_Problem description_. Examine the records and identify each line that includes the string "επιχειρήσεις". Copy those lines.

::::::::::

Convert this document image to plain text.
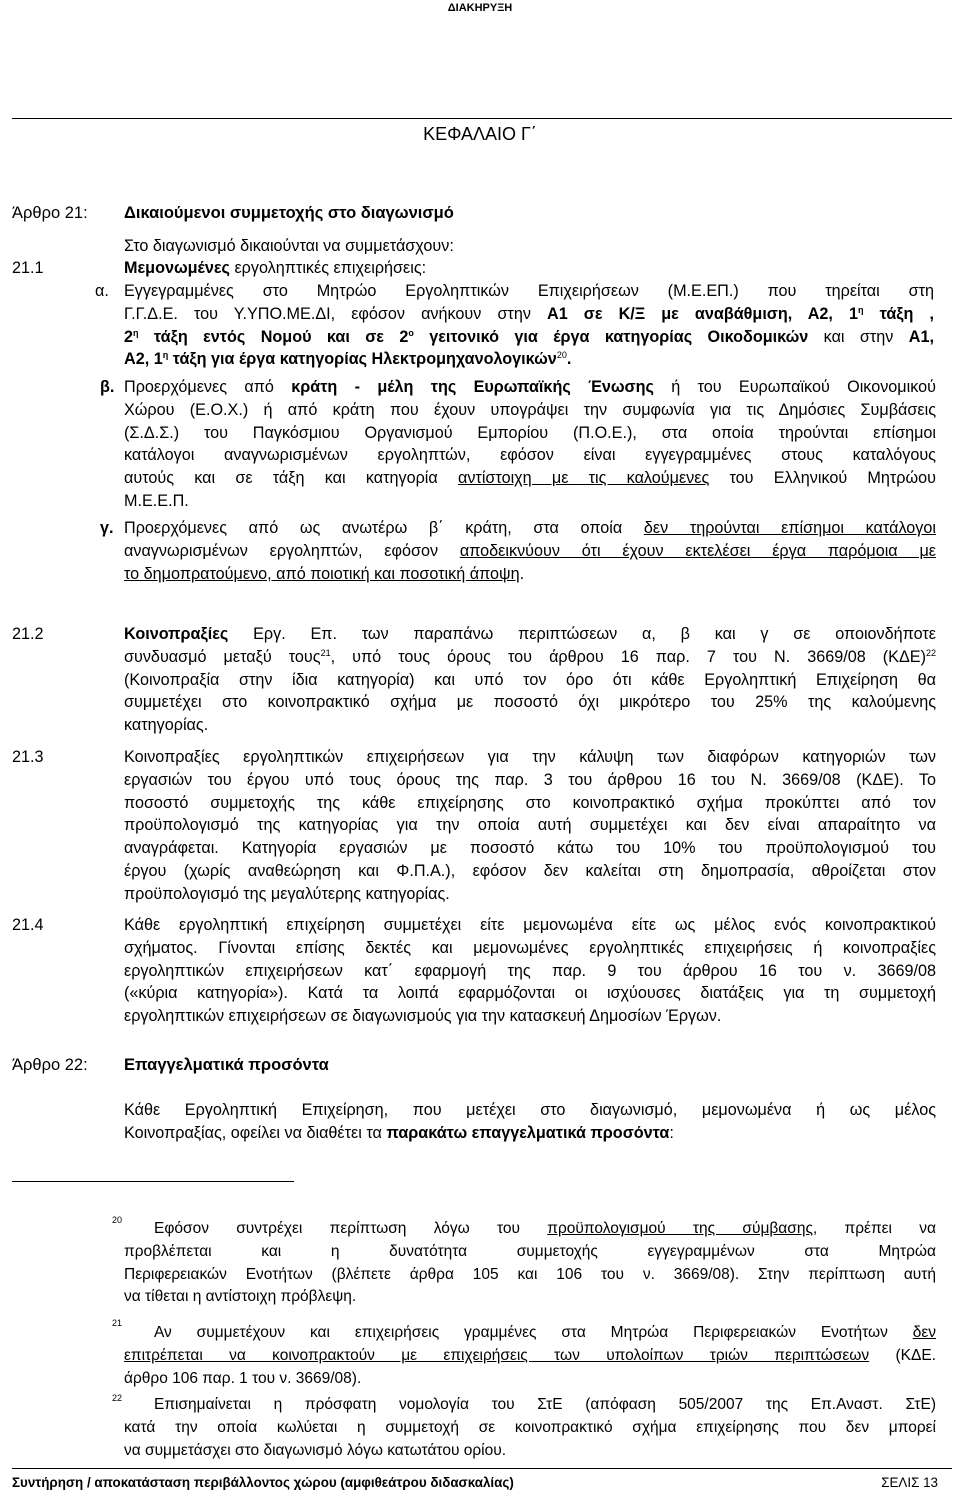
ΔΙΑΚΗΡΥΞΗ
ΚΕΦΑΛΑΙΟ Γ΄
Άρθρο 21: Δικαιούμενοι συμμετοχής στο διαγωνισμό
Στο διαγωνισμό δικαιούνται να συμμετάσχουν:
21.1	Μεμονωμένες εργοληπτικές επιχειρήσεις:
α. Εγγεγραμμένες στο Μητρώο Εργοληπτικών Επιχειρήσεων (Μ.Ε.ΕΠ.) που τηρείται στη
Γ.Γ.Δ.Ε. του Υ.ΥΠΟ.ΜΕ.ΔΙ, εφόσον ανήκουν στην Α1 σε Κ/Ξ με αναβάθμιση, Α2, $1^\eta$ τάξη ,
$2^\eta$ τάξη εντός Νομού και σε $2^o$ γειτονικό για έργα κατηγορίας Οικοδομικών και στην Α1,
Α2, $1^\eta$ τάξη για έργα κατηγορίας Ηλεκτρομηχανολογικών$^{20}$.
β. Προερχόμενες από κράτη - μέλη της Ευρωπαϊκής Ένωσης ή του Ευρωπαϊκού Οικονομικού
Χώρου (Ε.Ο.Χ.) ή από κράτη που έχουν υπογράψει την συμφωνία για τις Δημόσιες Συμβάσεις
(Σ.Δ.Σ.) του Παγκόσμιου Οργανισμού Εμπορίου (Π.Ο.Ε.), στα οποία τηρούνται επίσημοι
κατάλογοι αναγνωρισμένων εργοληπτών, εφόσον είναι εγγεγραμμένες στους καταλόγους
αυτούς και σε τάξη και κατηγορία αντίστοιχη με τις καλούμενες του Ελληνικού Μητρώου
Μ.Ε.Ε.Π.
γ. Προερχόμενες από ως ανωτέρω β΄ κράτη, στα οποία δεν τηρούνται επίσημοι κατάλογοι
αναγνωρισμένων εργοληπτών, εφόσον αποδεικνύουν ότι έχουν εκτελέσει έργα παρόμοια με
το δημοπρατούμενο, από ποιοτική και ποσοτική άποψη.
21.2	Κοινοπραξίες Εργ. Επ. των παραπάνω περιπτώσεων α, β και γ σε οποιονδήποτε
συνδυασμό μεταξύ τους$^{21}$, υπό τους όρους του άρθρου 16 παρ. 7 του Ν. 3669/08 $(K\Delta E)^{22}$
(Κοινοπραξία στην ίδια κατηγορία) και υπό τον όρο ότι κάθε Εργοληπτική Επιχείρηση θα
συμμετέχει στο κοινοπρακτικό σχήμα με ποσοστό όχι μικρότερο του 25% της καλούμενης
κατηγορίας.
21.3	Κοινοπραξίες εργοληπτικών επιχειρήσεων για την κάλυψη των διαφόρων κατηγοριών των
εργασιών του έργου υπό τους όρους της παρ. 3 του άρθρου 16 του Ν. 3669/08 (ΚΔΕ). Το
ποσοστό συμμετοχής της κάθε επιχείρησης στο κοινοπρακτικό σχήμα προκύπτει από τον
προϋπολογισμό της κατηγορίας για την οποία αυτή συμμετέχει και δεν είναι απαραίτητο να
αναγράφεται. Κατηγορία εργασιών με ποσοστό κάτω του 10% του προϋπολογισμού του
έργου (χωρίς αναθεώρηση και Φ.Π.Α.), εφόσον δεν καλείται στη δημοπρασία, αθροίζεται στον
προϋπολογισμό της μεγαλύτερης κατηγορίας.
21.4	Κάθε εργοληπτική επιχείρηση συμμετέχει είτε μεμονωμένα είτε ως μέλος ενός κοινοπρακτικού
σχήματος. Γίνονται επίσης δεκτές και μεμονωμένες εργοληπτικές επιχειρήσεις ή κοινοπραξίες
εργοληπτικών επιχειρήσεων κατ΄ εφαρμογή της παρ. 9 του άρθρου 16 του ν. 3669/08
(«κύρια κατηγορία»). Κατά τα λοιπά εφαρμόζονται οι ισχύουσες διατάξεις για τη συμμετοχή
εργοληπτικών επιχειρήσεων σε διαγωνισμούς για την κατασκευή Δημοσίων Έργων.
Άρθρο 22: Επαγγελματικά προσόντα
Κάθε Εργοληπτική Επιχείρηση, που μετέχει στο διαγωνισμό, μεμονωμένα ή ως μέλος
Κοινοπραξίας, οφείλει να διαθέτει τα παρακάτω επαγγελματικά προσόντα:
20	Εφόσον συντρέχει περίπτωση λόγω του προϋπολογισμού της σύμβασης, πρέπει να
προβλέπεται και η δυνατότητα συμμετοχής εγγεγραμμένων στα Μητρώα
Περιφερειακών Ενοτήτων (βλέπετε άρθρα 105 και 106 του ν. 3669/08). Στην περίπτωση αυτή
να τίθεται η αντίστοιχη πρόβλεψη.
21
Αν συμμετέχουν και επιχειρήσεις γραμμένες στα Μητρώα Περιφερειακών Ενοτήτων δεν
επιτρέπεται να κοινοπρακτούν με επιχειρήσεις των υπολοίπων τριών περιπτώσεων (ΚΔΕ.
άρθρο 106 παρ. 1 του ν. 3669/08).
22	Επισημαίνεται η πρόσφατη νομολογία του ΣτΕ (απόφαση 505/2007 της Επ.Αναστ. ΣτΕ)
κατά την οποία κωλύεται η συμμετοχή σε κοινοπρακτικό σχήμα επιχείρησης που δεν μπορεί
να συμμετάσχει στο διαγωνισμό λόγω κατωτάτου ορίου.
Συντήρηση / αποκατάσταση περιβάλλοντος χώρου (αμφιθεάτρου διδασκαλίας)	ΣΕΛΙΣ 13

::::::::::

_Final answer_.
21.1	Μεμονωμένες εργοληπτικές επιχειρήσεις:
σχήματος. Γίνονται επίσης δεκτές και μεμονωμένες εργοληπτικές επιχειρήσεις ή κοινοπραξίες
Αν συμμετέχουν και επιχειρήσεις γραμμένες στα Μητρώα Περιφερειακών Ενοτήτων δεν
επιτρέπεται να κοινοπρακτούν με επιχειρήσεις των υπολοίπων τριών περιπτώσεων (ΚΔΕ.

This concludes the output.